Collection entries:
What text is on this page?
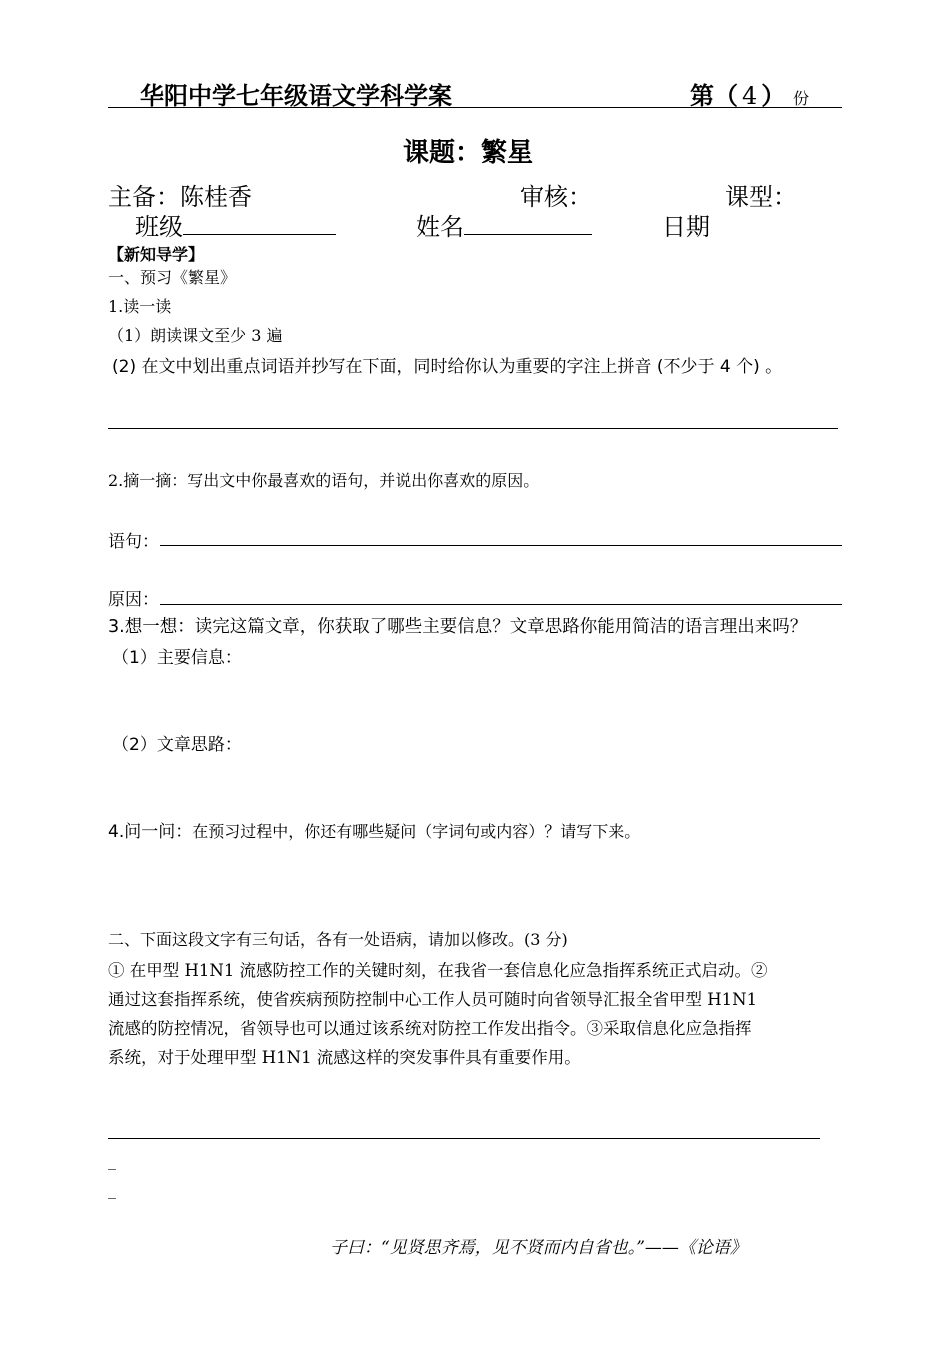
华阳中学七年级语文学科学案	第（ 4 ） 份
课题：繁星
主备：陈桂香	审核：	课型：
班级	姓名	日期
【新知导学】
一、预习《繁星》
1.读一读
（1）朗读课文至少 3 遍
(2) 在文中划出重点词语并抄写在下面，同时给你认为重要的字注上拼音 (不少于 4 个) 。
2.摘一摘：写出文中你最喜欢的语句，并说出你喜欢的原因。
语句：
原因：
3.想一想：读完这篇文章，你获取了哪些主要信息？文章思路你能用简洁的语言理出来吗？
（1）主要信息：
（2）文章思路：
4.问一问：在预习过程中，你还有哪些疑问（字词句或内容）？请写下来。
二、下面这段文字有三句话，各有一处语病，请加以修改。(3 分)
① 在甲型 H1N1 流感防控工作的关键时刻，在我省一套信息化应急指挥系统正式启动。②
通过这套指挥系统，使省疾病预防控制中心工作人员可随时向省领导汇报全省甲型 H1N1
流感的防控情况，省领导也可以通过该系统对防控工作发出指令。③采取信息化应急指挥
系统，对于处理甲型 H1N1 流感这样的突发事件具有重要作用。
_
_
子曰：“见贤思齐焉，见不贤而内自省也。”——《论语》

Directions:
Reproduce each line word for word and drop the pictures.

Full answer:
What text is on this page?
华阳中学七年级语文学科学案	第（ 4 ） 份
课题：繁星
主备：陈桂香	审核：	课型：
班级	姓名	日期
【新知导学】
一、预习《繁星》
1.读一读
（1）朗读课文至少 3 遍
(2) 在文中划出重点词语并抄写在下面，同时给你认为重要的字注上拼音 (不少于 4 个) 。
2.摘一摘：写出文中你最喜欢的语句，并说出你喜欢的原因。
语句：
原因：
3.想一想：读完这篇文章，你获取了哪些主要信息？文章思路你能用简洁的语言理出来吗？
（1）主要信息：
（2）文章思路：
4.问一问：在预习过程中，你还有哪些疑问（字词句或内容）？请写下来。
二、下面这段文字有三句话，各有一处语病，请加以修改。(3 分)
① 在甲型 H1N1 流感防控工作的关键时刻，在我省一套信息化应急指挥系统正式启动。②
通过这套指挥系统，使省疾病预防控制中心工作人员可随时向省领导汇报全省甲型 H1N1
流感的防控情况，省领导也可以通过该系统对防控工作发出指令。③采取信息化应急指挥
系统，对于处理甲型 H1N1 流感这样的突发事件具有重要作用。
_
_
子曰：“见贤思齐焉，见不贤而内自省也。”——《论语》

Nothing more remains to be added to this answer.